**Exercise:**
Seek out every line containing the word "direção", and copy each.

**Task material:**
----------------

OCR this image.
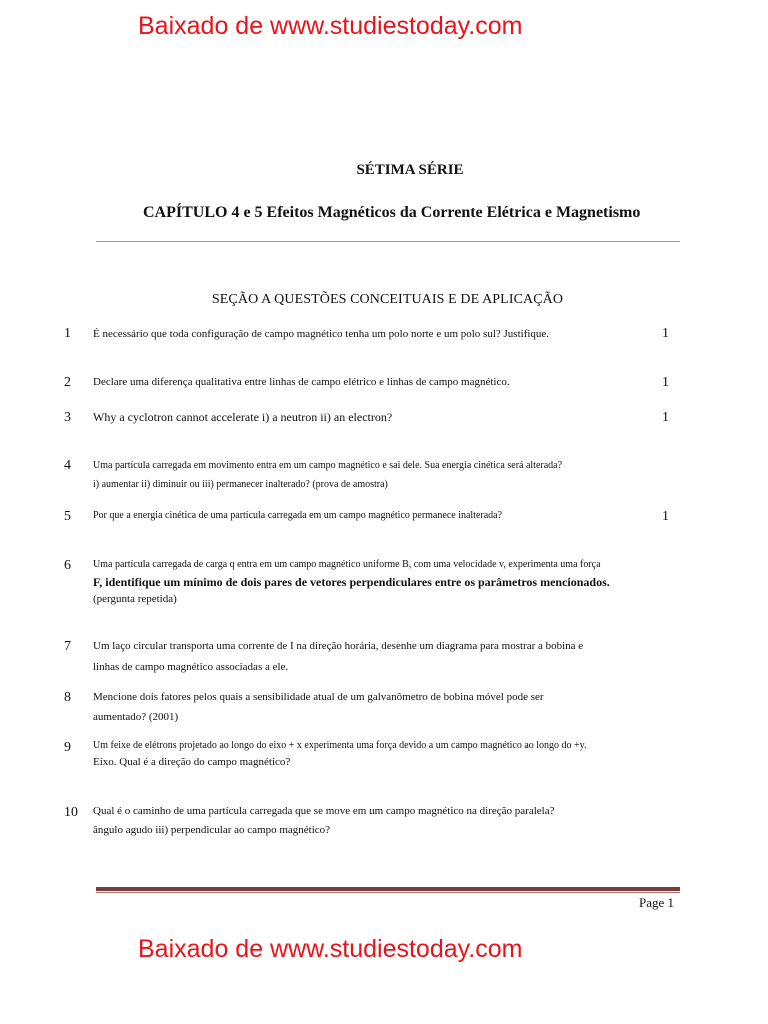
Baixado de www.studiestoday.com
SÉTIMA SÉRIE
CAPÍTULO 4 e 5 Efeitos Magnéticos da Corrente Elétrica e Magnetismo
SEÇÃO A QUESTÕES CONCEITUAIS E DE APLICAÇÃO
1 É necessário que toda configuração de campo magnético tenha um polo norte e um polo sul? Justifique.	1
2 Declare uma diferença qualitativa entre linhas de campo elétrico e linhas de campo magnético.	1
3 Why a cyclotron cannot accelerate i) a neutron ii) an electron?	1
4 Uma partícula carregada em movimento entra em um campo magnético e sai dele. Sua energia cinética será alterada?
i) aumentar ii) diminuir ou iii) permanecer inalterado? (prova de amostra)
5 Por que a energia cinética de uma partícula carregada em um campo magnético permanece inalterada?	1
6 Uma partícula carregada de carga q entra em um campo magnético uniforme B, com uma velocidade v, experimenta uma força
F, identifique um mínimo de dois pares de vetores perpendiculares entre os parâmetros mencionados.
(pergunta repetida)
7 Um laço circular transporta uma corrente de I na direção horária, desenhe um diagrama para mostrar a bobina e
linhas de campo magnético associadas a ele.
8 Mencione dois fatores pelos quais a sensibilidade atual de um galvanômetro de bobina móvel pode ser
aumentado? (2001)
9 Um feixe de elétrons projetado ao longo do eixo + x experimenta uma força devido a um campo magnético ao longo do +y.
Eixo. Qual é a direção do campo magnético?
10 Qual é o caminho de uma partícula carregada que se move em um campo magnético na direção paralela?
ângulo agudo iii) perpendicular ao campo magnético?
Page 1
Baixado de www.studiestoday.com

----------------

**Task output:**
7 Um laço circular transporta uma corrente de I na direção horária, desenhe um diagrama para mostrar a bobina e
Eixo. Qual é a direção do campo magnético?
10 Qual é o caminho de uma partícula carregada que se move em um campo magnético na direção paralela?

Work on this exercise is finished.